Set exercise: Drop all images and give the records again exactly.

Dataset records
· · ·

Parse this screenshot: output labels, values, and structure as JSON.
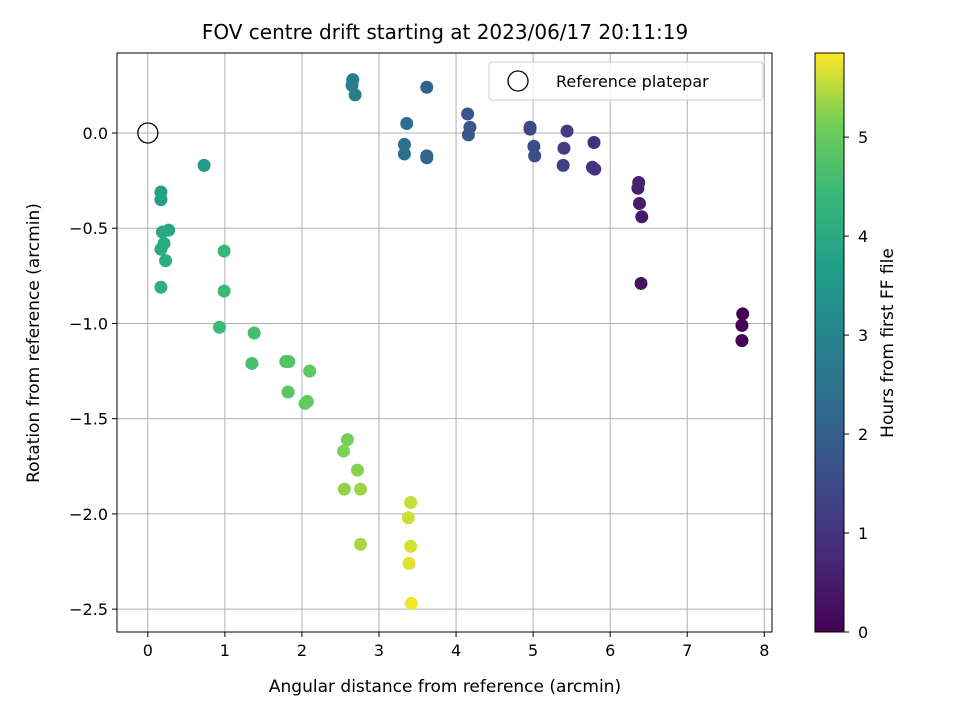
{
  "chart_data": {
    "type": "scatter",
    "title": "FOV centre drift starting at 2023/06/17 20:11:19",
    "xlabel": "Angular distance from reference (arcmin)",
    "ylabel": "Rotation from reference (arcmin)",
    "xlim": [
      -0.4,
      8.1
    ],
    "ylim": [
      -2.62,
      0.42
    ],
    "xticks": [
      0,
      1,
      2,
      3,
      4,
      5,
      6,
      7,
      8
    ],
    "xtick_labels": [
      "0",
      "1",
      "2",
      "3",
      "4",
      "5",
      "6",
      "7",
      "8"
    ],
    "yticks": [
      0.0,
      -0.5,
      -1.0,
      -1.5,
      -2.0,
      -2.5
    ],
    "ytick_labels": [
      "0.0",
      "−0.5",
      "−1.0",
      "−1.5",
      "−2.0",
      "−2.5"
    ],
    "grid": true,
    "legend": {
      "location": "top-right",
      "entries": [
        "Reference platepar"
      ]
    },
    "reference_point": {
      "x": 0,
      "y": 0
    },
    "colorbar": {
      "label": "Hours from first FF file",
      "range": [
        0,
        5.85
      ],
      "ticks": [
        0,
        1,
        2,
        3,
        4,
        5
      ],
      "tick_labels": [
        "0",
        "1",
        "2",
        "3",
        "4",
        "5"
      ],
      "colormap": "viridis"
    },
    "points": [
      {
        "x": 7.72,
        "y": -0.95,
        "c": 0.0
      },
      {
        "x": 7.71,
        "y": -1.01,
        "c": 0.02
      },
      {
        "x": 7.71,
        "y": -1.09,
        "c": 0.04
      },
      {
        "x": 6.4,
        "y": -0.79,
        "c": 0.35
      },
      {
        "x": 6.41,
        "y": -0.44,
        "c": 0.45
      },
      {
        "x": 6.38,
        "y": -0.37,
        "c": 0.5
      },
      {
        "x": 6.36,
        "y": -0.29,
        "c": 0.55
      },
      {
        "x": 6.37,
        "y": -0.26,
        "c": 0.6
      },
      {
        "x": 5.79,
        "y": -0.05,
        "c": 0.9
      },
      {
        "x": 5.77,
        "y": -0.18,
        "c": 0.95
      },
      {
        "x": 5.8,
        "y": -0.19,
        "c": 1.0
      },
      {
        "x": 5.44,
        "y": 0.01,
        "c": 1.15
      },
      {
        "x": 5.4,
        "y": -0.08,
        "c": 1.2
      },
      {
        "x": 5.39,
        "y": -0.17,
        "c": 1.25
      },
      {
        "x": 4.96,
        "y": 0.03,
        "c": 1.4
      },
      {
        "x": 4.96,
        "y": 0.02,
        "c": 1.45
      },
      {
        "x": 5.01,
        "y": -0.07,
        "c": 1.5
      },
      {
        "x": 5.02,
        "y": -0.12,
        "c": 1.55
      },
      {
        "x": 4.15,
        "y": 0.1,
        "c": 1.75
      },
      {
        "x": 4.18,
        "y": 0.03,
        "c": 1.8
      },
      {
        "x": 4.16,
        "y": -0.01,
        "c": 1.85
      },
      {
        "x": 3.62,
        "y": 0.24,
        "c": 2.05
      },
      {
        "x": 3.62,
        "y": -0.12,
        "c": 2.1
      },
      {
        "x": 3.62,
        "y": -0.13,
        "c": 2.15
      },
      {
        "x": 3.36,
        "y": 0.05,
        "c": 2.3
      },
      {
        "x": 3.33,
        "y": -0.06,
        "c": 2.35
      },
      {
        "x": 3.33,
        "y": -0.11,
        "c": 2.4
      },
      {
        "x": 2.66,
        "y": 0.28,
        "c": 2.75
      },
      {
        "x": 2.65,
        "y": 0.25,
        "c": 2.8
      },
      {
        "x": 2.69,
        "y": 0.2,
        "c": 2.85
      },
      {
        "x": 0.73,
        "y": -0.17,
        "c": 3.55
      },
      {
        "x": 0.17,
        "y": -0.31,
        "c": 3.75
      },
      {
        "x": 0.17,
        "y": -0.35,
        "c": 3.8
      },
      {
        "x": 0.27,
        "y": -0.51,
        "c": 3.9
      },
      {
        "x": 0.19,
        "y": -0.52,
        "c": 3.95
      },
      {
        "x": 0.21,
        "y": -0.58,
        "c": 4.0
      },
      {
        "x": 0.17,
        "y": -0.61,
        "c": 4.05
      },
      {
        "x": 0.23,
        "y": -0.67,
        "c": 4.1
      },
      {
        "x": 0.17,
        "y": -0.81,
        "c": 4.15
      },
      {
        "x": 0.99,
        "y": -0.62,
        "c": 4.4
      },
      {
        "x": 0.99,
        "y": -0.83,
        "c": 4.45
      },
      {
        "x": 0.93,
        "y": -1.02,
        "c": 4.5
      },
      {
        "x": 1.38,
        "y": -1.05,
        "c": 4.6
      },
      {
        "x": 1.35,
        "y": -1.21,
        "c": 4.65
      },
      {
        "x": 1.79,
        "y": -1.2,
        "c": 4.75
      },
      {
        "x": 1.83,
        "y": -1.2,
        "c": 4.8
      },
      {
        "x": 1.82,
        "y": -1.36,
        "c": 4.85
      },
      {
        "x": 2.1,
        "y": -1.25,
        "c": 4.9
      },
      {
        "x": 2.07,
        "y": -1.41,
        "c": 4.95
      },
      {
        "x": 2.04,
        "y": -1.42,
        "c": 5.0
      },
      {
        "x": 2.59,
        "y": -1.61,
        "c": 5.15
      },
      {
        "x": 2.54,
        "y": -1.67,
        "c": 5.2
      },
      {
        "x": 2.72,
        "y": -1.77,
        "c": 5.25
      },
      {
        "x": 2.55,
        "y": -1.87,
        "c": 5.3
      },
      {
        "x": 2.76,
        "y": -1.87,
        "c": 5.35
      },
      {
        "x": 2.76,
        "y": -2.16,
        "c": 5.4
      },
      {
        "x": 3.41,
        "y": -1.94,
        "c": 5.55
      },
      {
        "x": 3.38,
        "y": -2.02,
        "c": 5.6
      },
      {
        "x": 3.41,
        "y": -2.17,
        "c": 5.65
      },
      {
        "x": 3.39,
        "y": -2.26,
        "c": 5.7
      },
      {
        "x": 3.42,
        "y": -2.47,
        "c": 5.8
      }
    ]
  }
}
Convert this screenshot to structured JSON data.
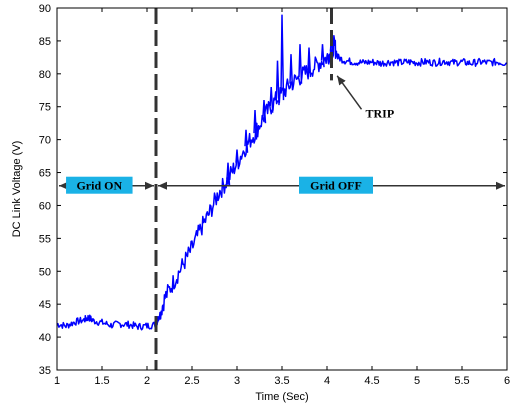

· · ·

Task output:
Parse this screenshot: output labels, values, and structure as JSON.
{
  "chart_data": {
    "type": "scatter",
    "title": "FOV centre drift starting at 2023/06/17 20:11:19",
    "xlabel": "Angular distance from reference (arcmin)",
    "ylabel": "Rotation from reference (arcmin)",
    "xlim": [
      -0.4,
      8.1
    ],
    "ylim": [
      -2.62,
      0.42
    ],
    "xticks": [
      0,
      1,
      2,
      3,
      4,
      5,
      6,
      7,
      8
    ],
    "xtick_labels": [
      "0",
      "1",
      "2",
      "3",
      "4",
      "5",
      "6",
      "7",
      "8"
    ],
    "yticks": [
      0.0,
      -0.5,
      -1.0,
      -1.5,
      -2.0,
      -2.5
    ],
    "ytick_labels": [
      "0.0",
      "−0.5",
      "−1.0",
      "−1.5",
      "−2.0",
      "−2.5"
    ],
    "grid": true,
    "legend": {
      "location": "top-right",
      "entries": [
        "Reference platepar"
      ]
    },
    "reference_point": {
      "x": 0,
      "y": 0
    },
    "colorbar": {
      "label": "Hours from first FF file",
      "range": [
        0,
        5.85
      ],
      "ticks": [
        0,
        1,
        2,
        3,
        4,
        5
      ],
      "tick_labels": [
        "0",
        "1",
        "2",
        "3",
        "4",
        "5"
      ],
      "colormap": "viridis"
    },
    "points": [
      {
        "x": 7.72,
        "y": -0.95,
        "c": 0.0
      },
      {
        "x": 7.71,
        "y": -1.01,
        "c": 0.02
      },
      {
        "x": 7.71,
        "y": -1.09,
        "c": 0.04
      },
      {
        "x": 6.4,
        "y": -0.79,
        "c": 0.35
      },
      {
        "x": 6.41,
        "y": -0.44,
        "c": 0.45
      },
      {
        "x": 6.38,
        "y": -0.37,
        "c": 0.5
      },
      {
        "x": 6.36,
        "y": -0.29,
        "c": 0.55
      },
      {
        "x": 6.37,
        "y": -0.26,
        "c": 0.6
      },
      {
        "x": 5.79,
        "y": -0.05,
        "c": 0.9
      },
      {
        "x": 5.77,
        "y": -0.18,
        "c": 0.95
      },
      {
        "x": 5.8,
        "y": -0.19,
        "c": 1.0
      },
      {
        "x": 5.44,
        "y": 0.01,
        "c": 1.15
      },
      {
        "x": 5.4,
        "y": -0.08,
        "c": 1.2
      },
      {
        "x": 5.39,
        "y": -0.17,
        "c": 1.25
      },
      {
        "x": 4.96,
        "y": 0.03,
        "c": 1.4
      },
      {
        "x": 4.96,
        "y": 0.02,
        "c": 1.45
      },
      {
        "x": 5.01,
        "y": -0.07,
        "c": 1.5
      },
      {
        "x": 5.02,
        "y": -0.12,
        "c": 1.55
      },
      {
        "x": 4.15,
        "y": 0.1,
        "c": 1.75
      },
      {
        "x": 4.18,
        "y": 0.03,
        "c": 1.8
      },
      {
        "x": 4.16,
        "y": -0.01,
        "c": 1.85
      },
      {
        "x": 3.62,
        "y": 0.24,
        "c": 2.05
      },
      {
        "x": 3.62,
        "y": -0.12,
        "c": 2.1
      },
      {
        "x": 3.62,
        "y": -0.13,
        "c": 2.15
      },
      {
        "x": 3.36,
        "y": 0.05,
        "c": 2.3
      },
      {
        "x": 3.33,
        "y": -0.06,
        "c": 2.35
      },
      {
        "x": 3.33,
        "y": -0.11,
        "c": 2.4
      },
      {
        "x": 2.66,
        "y": 0.28,
        "c": 2.75
      },
      {
        "x": 2.65,
        "y": 0.25,
        "c": 2.8
      },
      {
        "x": 2.69,
        "y": 0.2,
        "c": 2.85
      },
      {
        "x": 0.73,
        "y": -0.17,
        "c": 3.55
      },
      {
        "x": 0.17,
        "y": -0.31,
        "c": 3.75
      },
      {
        "x": 0.17,
        "y": -0.35,
        "c": 3.8
      },
      {
        "x": 0.27,
        "y": -0.51,
        "c": 3.9
      },
      {
        "x": 0.19,
        "y": -0.52,
        "c": 3.95
      },
      {
        "x": 0.21,
        "y": -0.58,
        "c": 4.0
      },
      {
        "x": 0.17,
        "y": -0.61,
        "c": 4.05
      },
      {
        "x": 0.23,
        "y": -0.67,
        "c": 4.1
      },
      {
        "x": 0.17,
        "y": -0.81,
        "c": 4.15
      },
      {
        "x": 0.99,
        "y": -0.62,
        "c": 4.4
      },
      {
        "x": 0.99,
        "y": -0.83,
        "c": 4.45
      },
      {
        "x": 0.93,
        "y": -1.02,
        "c": 4.5
      },
      {
        "x": 1.38,
        "y": -1.05,
        "c": 4.6
      },
      {
        "x": 1.35,
        "y": -1.21,
        "c": 4.65
      },
      {
        "x": 1.79,
        "y": -1.2,
        "c": 4.75
      },
      {
        "x": 1.83,
        "y": -1.2,
        "c": 4.8
      },
      {
        "x": 1.82,
        "y": -1.36,
        "c": 4.85
      },
      {
        "x": 2.1,
        "y": -1.25,
        "c": 4.9
      },
      {
        "x": 2.07,
        "y": -1.41,
        "c": 4.95
      },
      {
        "x": 2.04,
        "y": -1.42,
        "c": 5.0
      },
      {
        "x": 2.59,
        "y": -1.61,
        "c": 5.15
      },
      {
        "x": 2.54,
        "y": -1.67,
        "c": 5.2
      },
      {
        "x": 2.72,
        "y": -1.77,
        "c": 5.25
      },
      {
        "x": 2.55,
        "y": -1.87,
        "c": 5.3
      },
      {
        "x": 2.76,
        "y": -1.87,
        "c": 5.35
      },
      {
        "x": 2.76,
        "y": -2.16,
        "c": 5.4
      },
      {
        "x": 3.41,
        "y": -1.94,
        "c": 5.55
      },
      {
        "x": 3.38,
        "y": -2.02,
        "c": 5.6
      },
      {
        "x": 3.41,
        "y": -2.17,
        "c": 5.65
      },
      {
        "x": 3.39,
        "y": -2.26,
        "c": 5.7
      },
      {
        "x": 3.42,
        "y": -2.47,
        "c": 5.8
      }
    ]
  }
}
Convert this screenshot to structured JSON data.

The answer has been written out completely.